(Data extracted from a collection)
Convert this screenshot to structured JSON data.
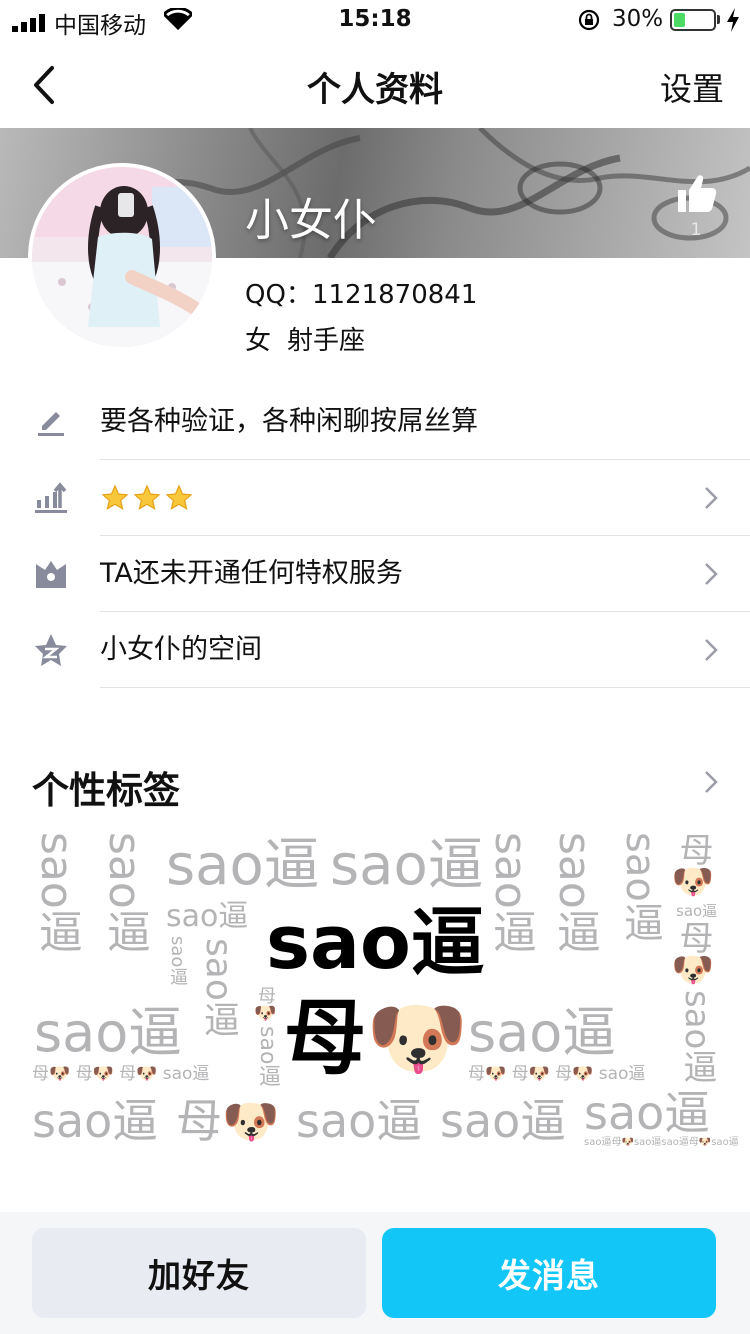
{
  "status_bar": {
    "carrier": "中国移动",
    "time": "15:18",
    "battery": "30%",
    "battery_level": 0.3
  },
  "nav": {
    "title": "个人资料",
    "settings_label": "设置"
  },
  "profile": {
    "nickname": "小女仆",
    "like_count": "1",
    "qq_label": "QQ：",
    "qq_number": "1121870841",
    "gender": "女",
    "constellation": "射手座"
  },
  "rows": {
    "signature": "要各种验证，各种闲聊按屌丝算",
    "level_stars": "⭐⭐⭐",
    "privilege": "TA还未开通任何特权服务",
    "space": "小女仆的空间"
  },
  "tags": {
    "title": "个性标签",
    "main_word": "sao逼",
    "main_word_2": "母🐶",
    "cloud_words": [
      "sao逼",
      "母🐶",
      "sao逼母🐶sao逼sao逼母🐶sao逼",
      "母🐶 母🐶 母🐶 sao逼",
      "母🐶 母🐶 母🐶 sao逼"
    ]
  },
  "actions": {
    "add_friend": "加好友",
    "send_message": "发消息"
  },
  "colors": {
    "accent": "#12c7f8",
    "secondary_button": "#e8ebf1",
    "cloud_text": "#b4b4b6",
    "icon_gray": "#878b9c"
  }
}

» **SHORT TASK**: Determine how many lines of the data contain the word "sao逼", and reply with that number only.

» **SOLUTION FOR THIS PROBLEM**: 5